## Goal
Transcribe the data in full and exactly, omitting any pictures.

* Begin Record excerpts *

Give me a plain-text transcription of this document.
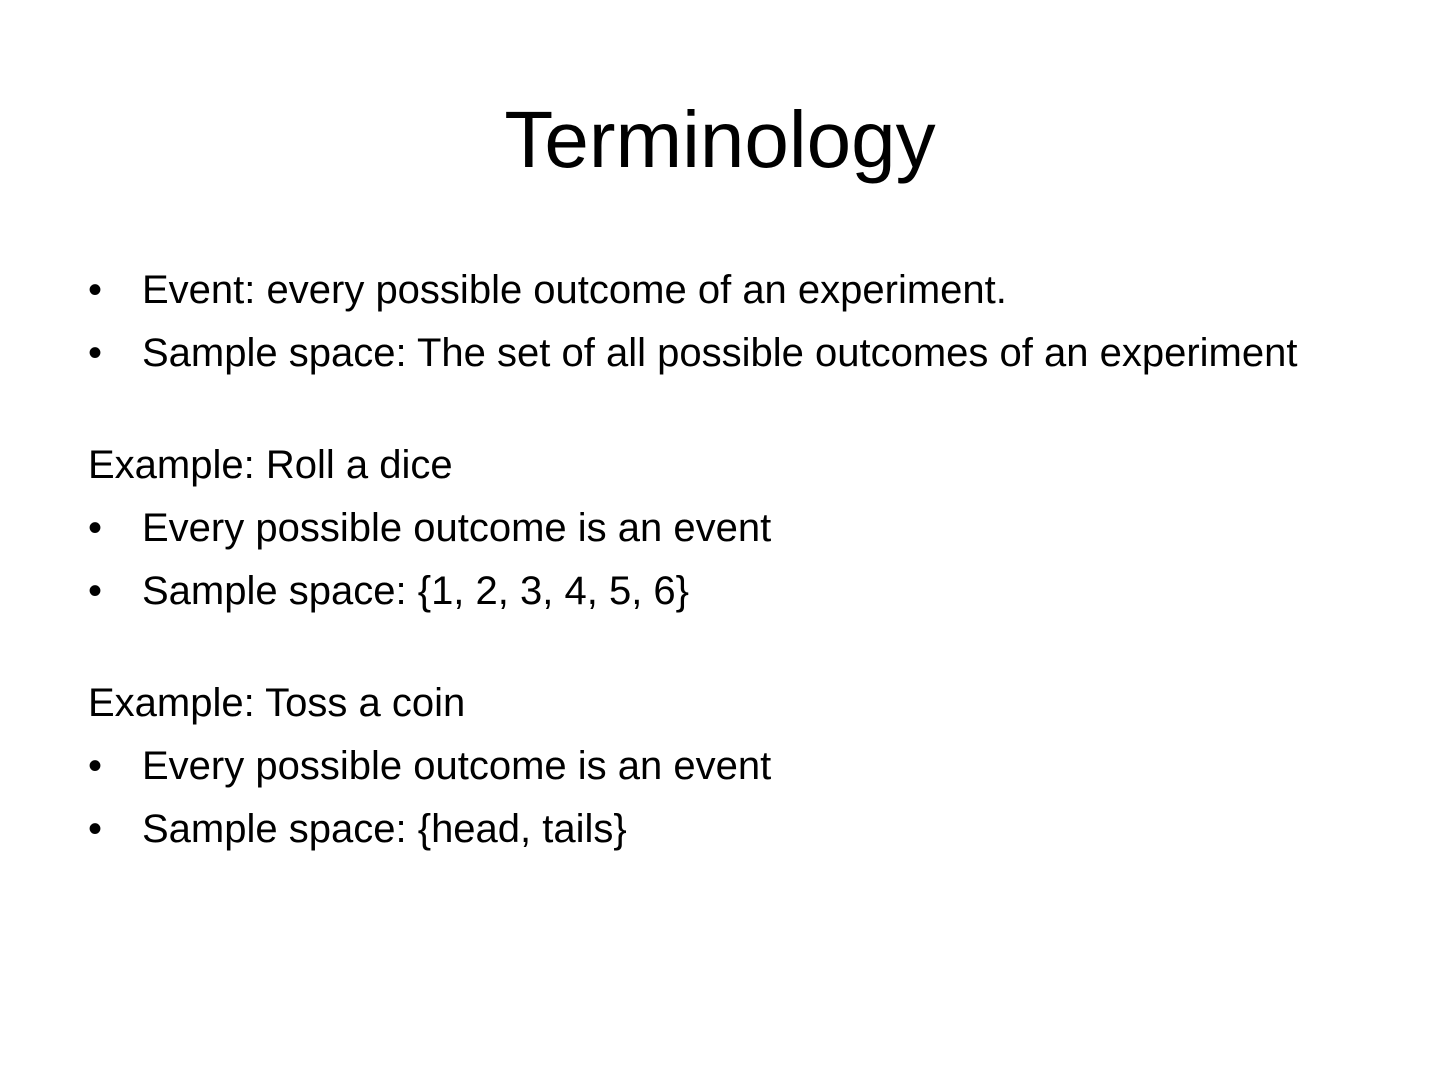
Terminology
• Event: every possible outcome of an experiment.
• Sample space: The set of all possible outcomes of an experiment
Example: Roll a dice
• Every possible outcome is an event
• Sample space: {1, 2, 3, 4, 5, 6}
Example: Toss a coin
• Every possible outcome is an event
• Sample space: {head, tails}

* End Record excerpts *

## Response to the task
Give me a plain-text transcription of this document.
Terminology
• Event: every possible outcome of an experiment.
• Sample space: The set of all possible outcomes of an experiment
Example: Roll a dice
• Every possible outcome is an event
• Sample space: {1, 2, 3, 4, 5, 6}
Example: Toss a coin
• Every possible outcome is an event
• Sample space: {head, tails}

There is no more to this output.